= WORK REQUIRED =
Examine each line of the data. Copy those that contain the string "image".

= PROVIDED RECORDS =

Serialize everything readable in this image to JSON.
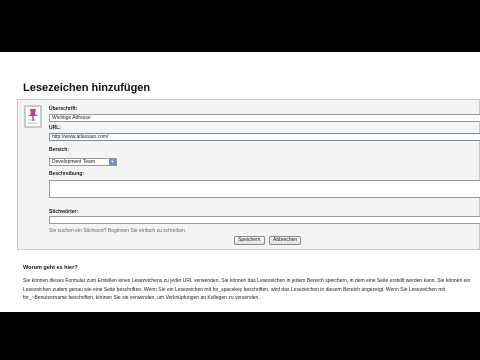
{
  "page": {
    "title": "Lesezeichen hinzufügen"
  },
  "form": {
    "title_label": "Überschrift:",
    "title_value": "Wichtige Adresse",
    "url_label": "URL:",
    "url_value": "http://www.atlassian.com/",
    "area_label": "Bereich:",
    "area_value": "Development Team",
    "description_label": "Beschreibung:",
    "description_value": "",
    "keywords_label": "Stichwörter:",
    "keywords_value": "",
    "hint": "Sie suchen ein Stichwort? Beginnen Sie einfach zu schreiben.",
    "save_label": "Speichern",
    "cancel_label": "Abbrechen",
    "icon": "bookmark-pushpin-icon"
  },
  "help": {
    "title": "Worum geht es hier?",
    "paragraph": "Sie können dieses Formular zum Erstellen eines Lesezeichens zu jeder URL verwenden. Sie können das Lesezeichen in jedem Bereich speichern, in dem eine Seite erstellt werden kann. Sie können ein Lesezeichen zudem genau wie eine Seite beschriften. Wenn Sie ein Lesezeichen mit for_spacekey beschriften, wird das Lesezeichen in diesem Bereich angezeigt. Wenn Sie Lesezeichen mit for_~Benutzername beschriften, können Sie sie verwenden, um Verknüpfungen an Kollegen zu versenden."
  },
  "colors": {
    "accent": "#6f8fd0",
    "background": "#ffffff",
    "letterbox": "#000000"
  }
}
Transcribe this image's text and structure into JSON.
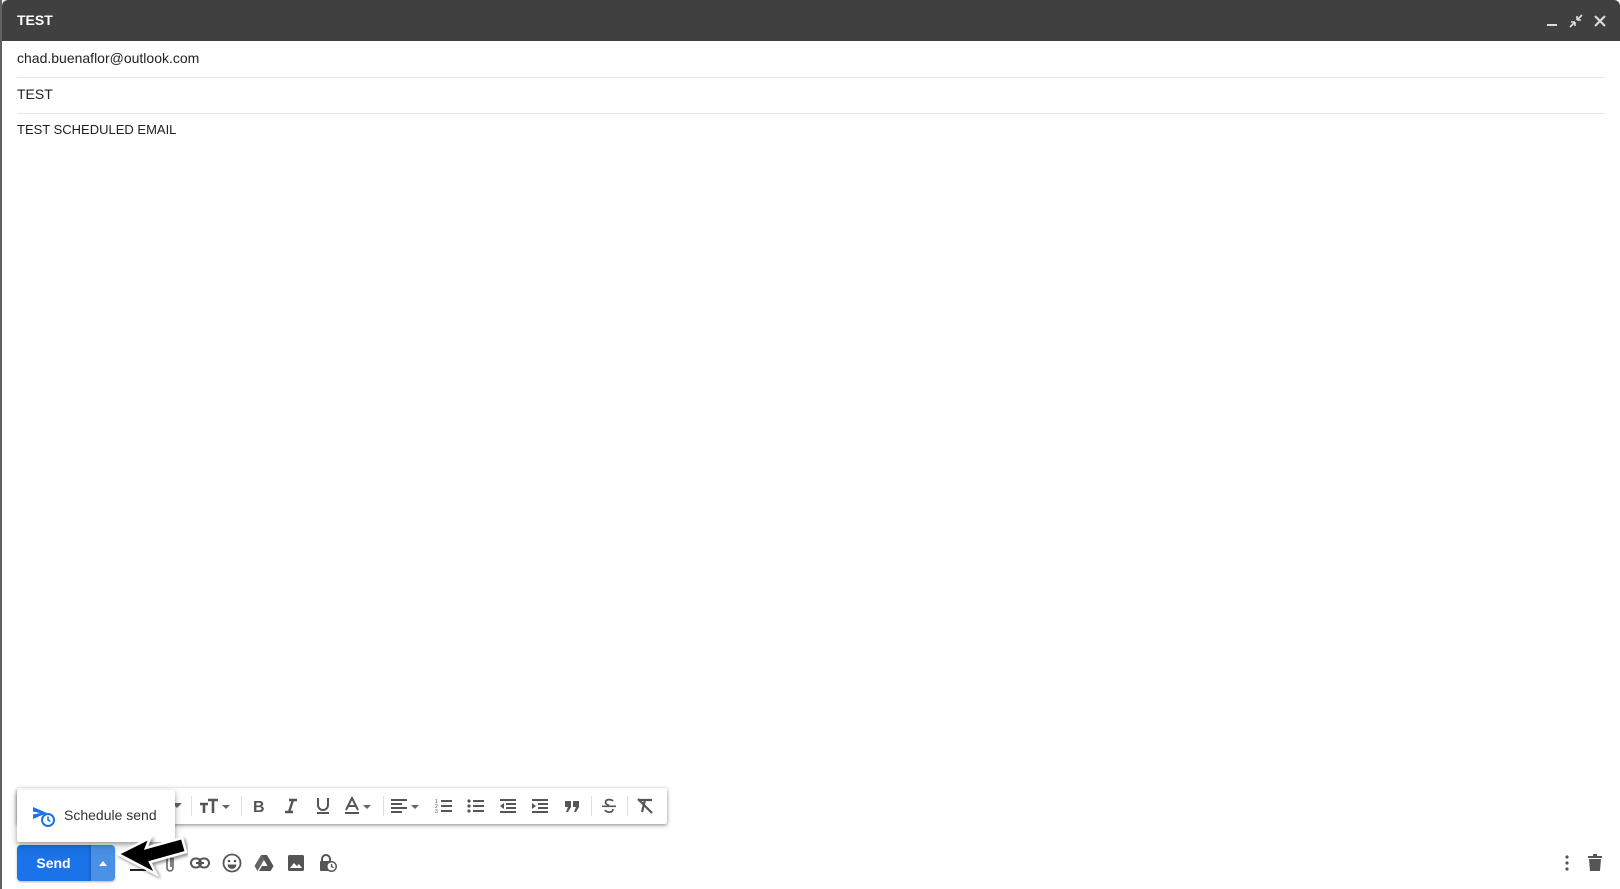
{
  "window": {
    "title": "TEST",
    "controls": [
      "minimize-icon",
      "exit-fullscreen-icon",
      "close-icon"
    ]
  },
  "compose": {
    "to": "chad.buenaflor@outlook.com",
    "subject": "TEST",
    "body": "TEST SCHEDULED EMAIL"
  },
  "format_toolbar": {
    "items": [
      "font-dropdown",
      "text-size",
      "bold",
      "italic",
      "underline",
      "text-color",
      "align",
      "numbered-list",
      "bulleted-list",
      "indent-less",
      "indent-more",
      "quote",
      "strikethrough",
      "remove-formatting"
    ]
  },
  "schedule_menu": {
    "items": [
      {
        "label": "Schedule send",
        "icon": "schedule-send-icon"
      }
    ]
  },
  "bottom_bar": {
    "send_label": "Send",
    "icons": [
      "formatting-options-icon",
      "attach-icon",
      "link-icon",
      "emoji-icon",
      "drive-icon",
      "photo-icon",
      "confidential-mode-icon"
    ],
    "right_icons": [
      "more-options-icon",
      "discard-draft-icon"
    ]
  },
  "colors": {
    "titlebar": "#404040",
    "send": "#1a73e8",
    "send_more": "#4a90e6",
    "schedule_icon": "#1a73e8"
  }
}
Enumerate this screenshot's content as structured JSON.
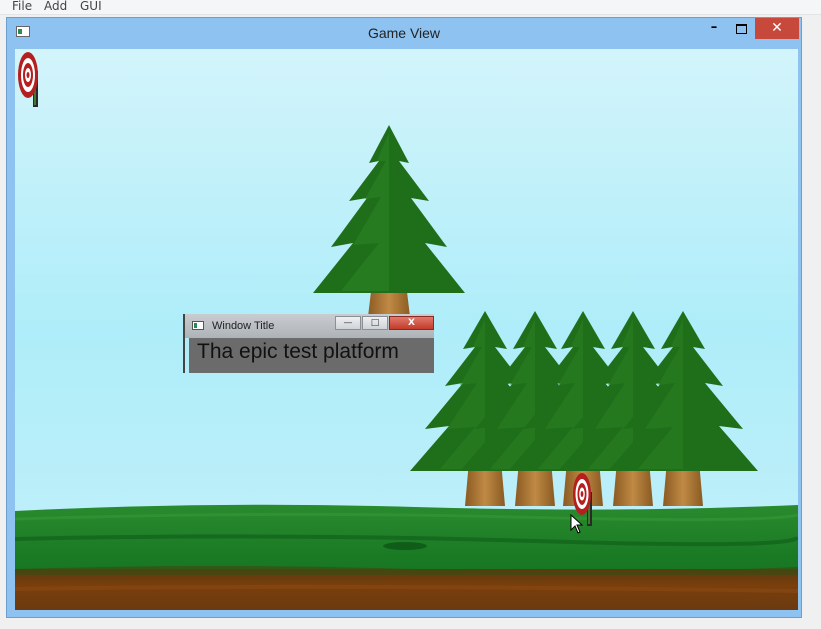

= SOLUTION FOR THIS TASK =
Serialize everything readable in this image to JSON.
Transcribe this image's text and structure into JSON.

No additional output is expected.